<<<<

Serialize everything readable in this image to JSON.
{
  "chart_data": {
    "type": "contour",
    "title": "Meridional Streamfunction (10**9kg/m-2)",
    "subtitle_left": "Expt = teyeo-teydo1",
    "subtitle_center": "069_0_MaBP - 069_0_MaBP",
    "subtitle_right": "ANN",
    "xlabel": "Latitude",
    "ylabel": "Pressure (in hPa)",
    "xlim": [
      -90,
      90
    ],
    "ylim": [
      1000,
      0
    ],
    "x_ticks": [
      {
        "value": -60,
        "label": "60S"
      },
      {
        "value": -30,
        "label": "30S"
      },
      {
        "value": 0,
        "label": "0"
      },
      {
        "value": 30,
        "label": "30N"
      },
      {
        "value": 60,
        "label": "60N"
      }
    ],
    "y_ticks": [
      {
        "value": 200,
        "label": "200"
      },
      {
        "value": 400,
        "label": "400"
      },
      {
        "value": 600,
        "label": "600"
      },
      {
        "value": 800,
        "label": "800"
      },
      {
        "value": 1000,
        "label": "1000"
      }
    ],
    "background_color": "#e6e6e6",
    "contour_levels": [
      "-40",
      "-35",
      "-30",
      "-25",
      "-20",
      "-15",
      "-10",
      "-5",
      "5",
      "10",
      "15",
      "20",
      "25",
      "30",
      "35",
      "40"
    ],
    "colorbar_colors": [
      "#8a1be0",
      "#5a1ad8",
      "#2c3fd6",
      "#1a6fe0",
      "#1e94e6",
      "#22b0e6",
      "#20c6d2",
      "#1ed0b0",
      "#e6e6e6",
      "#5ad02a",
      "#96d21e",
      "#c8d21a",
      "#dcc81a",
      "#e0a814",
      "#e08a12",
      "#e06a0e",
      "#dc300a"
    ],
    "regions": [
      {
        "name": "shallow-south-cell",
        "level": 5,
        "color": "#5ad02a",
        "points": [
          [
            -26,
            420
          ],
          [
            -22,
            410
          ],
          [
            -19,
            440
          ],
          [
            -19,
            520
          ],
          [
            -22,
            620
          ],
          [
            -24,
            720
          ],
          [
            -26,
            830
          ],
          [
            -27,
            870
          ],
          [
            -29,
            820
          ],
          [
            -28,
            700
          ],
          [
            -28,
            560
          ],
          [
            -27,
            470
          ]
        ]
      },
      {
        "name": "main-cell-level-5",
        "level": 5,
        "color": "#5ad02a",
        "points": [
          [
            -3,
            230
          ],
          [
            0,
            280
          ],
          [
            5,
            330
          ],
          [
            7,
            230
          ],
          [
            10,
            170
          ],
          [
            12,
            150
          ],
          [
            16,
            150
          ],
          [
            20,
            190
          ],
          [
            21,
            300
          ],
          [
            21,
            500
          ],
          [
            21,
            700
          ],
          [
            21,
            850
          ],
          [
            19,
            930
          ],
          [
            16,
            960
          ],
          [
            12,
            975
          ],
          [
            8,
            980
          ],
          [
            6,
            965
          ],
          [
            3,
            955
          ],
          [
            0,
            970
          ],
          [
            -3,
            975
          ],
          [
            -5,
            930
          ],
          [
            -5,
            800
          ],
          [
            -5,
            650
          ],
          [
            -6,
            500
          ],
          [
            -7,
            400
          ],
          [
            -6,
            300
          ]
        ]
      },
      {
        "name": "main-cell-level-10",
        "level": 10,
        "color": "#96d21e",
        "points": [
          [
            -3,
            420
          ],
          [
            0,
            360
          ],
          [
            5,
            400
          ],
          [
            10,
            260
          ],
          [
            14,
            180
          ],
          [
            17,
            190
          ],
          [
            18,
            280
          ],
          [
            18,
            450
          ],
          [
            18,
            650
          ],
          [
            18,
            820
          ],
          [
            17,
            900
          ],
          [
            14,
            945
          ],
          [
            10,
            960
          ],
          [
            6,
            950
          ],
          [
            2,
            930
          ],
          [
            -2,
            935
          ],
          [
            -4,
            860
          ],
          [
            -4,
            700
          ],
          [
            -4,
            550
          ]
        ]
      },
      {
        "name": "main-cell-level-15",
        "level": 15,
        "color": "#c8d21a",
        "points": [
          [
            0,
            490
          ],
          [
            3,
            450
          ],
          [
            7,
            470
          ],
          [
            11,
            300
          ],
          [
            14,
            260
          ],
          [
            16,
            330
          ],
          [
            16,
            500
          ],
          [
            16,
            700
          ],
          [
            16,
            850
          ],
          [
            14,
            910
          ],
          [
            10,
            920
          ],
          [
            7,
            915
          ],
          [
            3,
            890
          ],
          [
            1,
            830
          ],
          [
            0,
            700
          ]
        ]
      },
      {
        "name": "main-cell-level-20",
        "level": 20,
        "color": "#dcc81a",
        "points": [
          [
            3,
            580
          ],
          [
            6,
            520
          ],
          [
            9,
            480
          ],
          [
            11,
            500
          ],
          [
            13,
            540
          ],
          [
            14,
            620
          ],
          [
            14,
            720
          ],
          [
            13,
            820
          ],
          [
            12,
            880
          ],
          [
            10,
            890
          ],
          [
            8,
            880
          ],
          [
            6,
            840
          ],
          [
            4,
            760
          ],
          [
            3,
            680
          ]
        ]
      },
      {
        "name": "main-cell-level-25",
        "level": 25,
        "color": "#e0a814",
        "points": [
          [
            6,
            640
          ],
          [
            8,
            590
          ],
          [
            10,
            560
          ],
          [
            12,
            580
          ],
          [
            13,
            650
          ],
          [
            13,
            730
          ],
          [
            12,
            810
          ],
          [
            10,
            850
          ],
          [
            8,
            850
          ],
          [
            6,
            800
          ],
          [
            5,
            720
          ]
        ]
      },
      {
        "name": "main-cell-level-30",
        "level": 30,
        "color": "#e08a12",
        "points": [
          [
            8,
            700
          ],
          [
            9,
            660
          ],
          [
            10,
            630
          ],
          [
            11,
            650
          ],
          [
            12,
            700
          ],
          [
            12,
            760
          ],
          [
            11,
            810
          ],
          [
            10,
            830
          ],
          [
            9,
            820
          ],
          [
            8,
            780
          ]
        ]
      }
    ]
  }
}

>>>>

» Stated task: Copy out the whole listing exactly as written.

» Full response:
Serialize everything readable in this image to JSON.
{
  "chart_data": {
    "type": "contour",
    "title": "Meridional Streamfunction (10**9kg/m-2)",
    "subtitle_left": "Expt = teyeo-teydo1",
    "subtitle_center": "069_0_MaBP - 069_0_MaBP",
    "subtitle_right": "ANN",
    "xlabel": "Latitude",
    "ylabel": "Pressure (in hPa)",
    "xlim": [
      -90,
      90
    ],
    "ylim": [
      1000,
      0
    ],
    "x_ticks": [
      {
        "value": -60,
        "label": "60S"
      },
      {
        "value": -30,
        "label": "30S"
      },
      {
        "value": 0,
        "label": "0"
      },
      {
        "value": 30,
        "label": "30N"
      },
      {
        "value": 60,
        "label": "60N"
      }
    ],
    "y_ticks": [
      {
        "value": 200,
        "label": "200"
      },
      {
        "value": 400,
        "label": "400"
      },
      {
        "value": 600,
        "label": "600"
      },
      {
        "value": 800,
        "label": "800"
      },
      {
        "value": 1000,
        "label": "1000"
      }
    ],
    "background_color": "#e6e6e6",
    "contour_levels": [
      "-40",
      "-35",
      "-30",
      "-25",
      "-20",
      "-15",
      "-10",
      "-5",
      "5",
      "10",
      "15",
      "20",
      "25",
      "30",
      "35",
      "40"
    ],
    "colorbar_colors": [
      "#8a1be0",
      "#5a1ad8",
      "#2c3fd6",
      "#1a6fe0",
      "#1e94e6",
      "#22b0e6",
      "#20c6d2",
      "#1ed0b0",
      "#e6e6e6",
      "#5ad02a",
      "#96d21e",
      "#c8d21a",
      "#dcc81a",
      "#e0a814",
      "#e08a12",
      "#e06a0e",
      "#dc300a"
    ],
    "regions": [
      {
        "name": "shallow-south-cell",
        "level": 5,
        "color": "#5ad02a",
        "points": [
          [
            -26,
            420
          ],
          [
            -22,
            410
          ],
          [
            -19,
            440
          ],
          [
            -19,
            520
          ],
          [
            -22,
            620
          ],
          [
            -24,
            720
          ],
          [
            -26,
            830
          ],
          [
            -27,
            870
          ],
          [
            -29,
            820
          ],
          [
            -28,
            700
          ],
          [
            -28,
            560
          ],
          [
            -27,
            470
          ]
        ]
      },
      {
        "name": "main-cell-level-5",
        "level": 5,
        "color": "#5ad02a",
        "points": [
          [
            -3,
            230
          ],
          [
            0,
            280
          ],
          [
            5,
            330
          ],
          [
            7,
            230
          ],
          [
            10,
            170
          ],
          [
            12,
            150
          ],
          [
            16,
            150
          ],
          [
            20,
            190
          ],
          [
            21,
            300
          ],
          [
            21,
            500
          ],
          [
            21,
            700
          ],
          [
            21,
            850
          ],
          [
            19,
            930
          ],
          [
            16,
            960
          ],
          [
            12,
            975
          ],
          [
            8,
            980
          ],
          [
            6,
            965
          ],
          [
            3,
            955
          ],
          [
            0,
            970
          ],
          [
            -3,
            975
          ],
          [
            -5,
            930
          ],
          [
            -5,
            800
          ],
          [
            -5,
            650
          ],
          [
            -6,
            500
          ],
          [
            -7,
            400
          ],
          [
            -6,
            300
          ]
        ]
      },
      {
        "name": "main-cell-level-10",
        "level": 10,
        "color": "#96d21e",
        "points": [
          [
            -3,
            420
          ],
          [
            0,
            360
          ],
          [
            5,
            400
          ],
          [
            10,
            260
          ],
          [
            14,
            180
          ],
          [
            17,
            190
          ],
          [
            18,
            280
          ],
          [
            18,
            450
          ],
          [
            18,
            650
          ],
          [
            18,
            820
          ],
          [
            17,
            900
          ],
          [
            14,
            945
          ],
          [
            10,
            960
          ],
          [
            6,
            950
          ],
          [
            2,
            930
          ],
          [
            -2,
            935
          ],
          [
            -4,
            860
          ],
          [
            -4,
            700
          ],
          [
            -4,
            550
          ]
        ]
      },
      {
        "name": "main-cell-level-15",
        "level": 15,
        "color": "#c8d21a",
        "points": [
          [
            0,
            490
          ],
          [
            3,
            450
          ],
          [
            7,
            470
          ],
          [
            11,
            300
          ],
          [
            14,
            260
          ],
          [
            16,
            330
          ],
          [
            16,
            500
          ],
          [
            16,
            700
          ],
          [
            16,
            850
          ],
          [
            14,
            910
          ],
          [
            10,
            920
          ],
          [
            7,
            915
          ],
          [
            3,
            890
          ],
          [
            1,
            830
          ],
          [
            0,
            700
          ]
        ]
      },
      {
        "name": "main-cell-level-20",
        "level": 20,
        "color": "#dcc81a",
        "points": [
          [
            3,
            580
          ],
          [
            6,
            520
          ],
          [
            9,
            480
          ],
          [
            11,
            500
          ],
          [
            13,
            540
          ],
          [
            14,
            620
          ],
          [
            14,
            720
          ],
          [
            13,
            820
          ],
          [
            12,
            880
          ],
          [
            10,
            890
          ],
          [
            8,
            880
          ],
          [
            6,
            840
          ],
          [
            4,
            760
          ],
          [
            3,
            680
          ]
        ]
      },
      {
        "name": "main-cell-level-25",
        "level": 25,
        "color": "#e0a814",
        "points": [
          [
            6,
            640
          ],
          [
            8,
            590
          ],
          [
            10,
            560
          ],
          [
            12,
            580
          ],
          [
            13,
            650
          ],
          [
            13,
            730
          ],
          [
            12,
            810
          ],
          [
            10,
            850
          ],
          [
            8,
            850
          ],
          [
            6,
            800
          ],
          [
            5,
            720
          ]
        ]
      },
      {
        "name": "main-cell-level-30",
        "level": 30,
        "color": "#e08a12",
        "points": [
          [
            8,
            700
          ],
          [
            9,
            660
          ],
          [
            10,
            630
          ],
          [
            11,
            650
          ],
          [
            12,
            700
          ],
          [
            12,
            760
          ],
          [
            11,
            810
          ],
          [
            10,
            830
          ],
          [
            9,
            820
          ],
          [
            8,
            780
          ]
        ]
      }
    ]
  }
}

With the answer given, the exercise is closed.